#### Exercise
Images are not part of the copy; transcribe all the data exactly.

--- begin ---

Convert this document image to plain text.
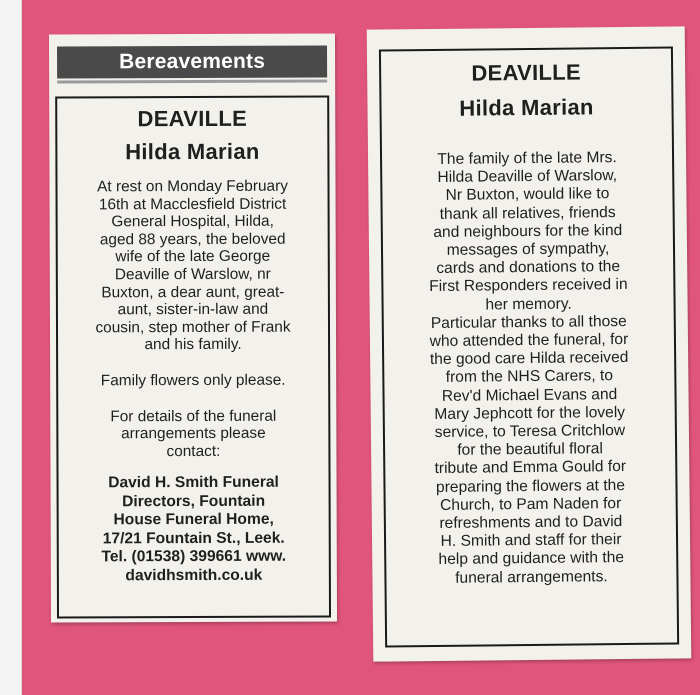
Bereavements
DEAVILLE
Hilda Marian
At rest on Monday February
16th at Macclesfield District
General Hospital, Hilda,
aged 88 years, the beloved
wife of the late George
Deaville of Warslow, nr
Buxton, a dear aunt, great-
aunt, sister-in-law and
cousin, step mother of Frank
and his family.
Family flowers only please.
For details of the funeral
arrangements please
contact:
David H. Smith Funeral
Directors, Fountain
House Funeral Home,
17/21 Fountain St., Leek.
Tel. (01538) 399661 www.
davidhsmith.co.uk
DEAVILLE
Hilda Marian
The family of the late Mrs.
Hilda Deaville of Warslow,
Nr Buxton, would like to
thank all relatives, friends
and neighbours for the kind
messages of sympathy,
cards and donations to the
First Responders received in
her memory.
Particular thanks to all those
who attended the funeral, for
the good care Hilda received
from the NHS Carers, to
Rev'd Michael Evans and
Mary Jephcott for the lovely
service, to Teresa Critchlow
for the beautiful floral
tribute and Emma Gould for
preparing the flowers at the
Church, to Pam Naden for
refreshments and to David
H. Smith and staff for their
help and guidance with the
funeral arrangements.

--- end ---

#### Result of the task
Convert this document image to plain text.
Bereavements
DEAVILLE
Hilda Marian
At rest on Monday February
16th at Macclesfield District
General Hospital, Hilda,
aged 88 years, the beloved
wife of the late George
Deaville of Warslow, nr
Buxton, a dear aunt, great-
aunt, sister-in-law and
cousin, step mother of Frank
and his family.
Family flowers only please.
For details of the funeral
arrangements please
contact:
David H. Smith Funeral
Directors, Fountain
House Funeral Home,
17/21 Fountain St., Leek.
Tel. (01538) 399661 www.
davidhsmith.co.uk
DEAVILLE
Hilda Marian
The family of the late Mrs.
Hilda Deaville of Warslow,
Nr Buxton, would like to
thank all relatives, friends
and neighbours for the kind
messages of sympathy,
cards and donations to the
First Responders received in
her memory.
Particular thanks to all those
who attended the funeral, for
the good care Hilda received
from the NHS Carers, to
Rev'd Michael Evans and
Mary Jephcott for the lovely
service, to Teresa Critchlow
for the beautiful floral
tribute and Emma Gould for
preparing the flowers at the
Church, to Pam Naden for
refreshments and to David
H. Smith and staff for their
help and guidance with the
funeral arrangements.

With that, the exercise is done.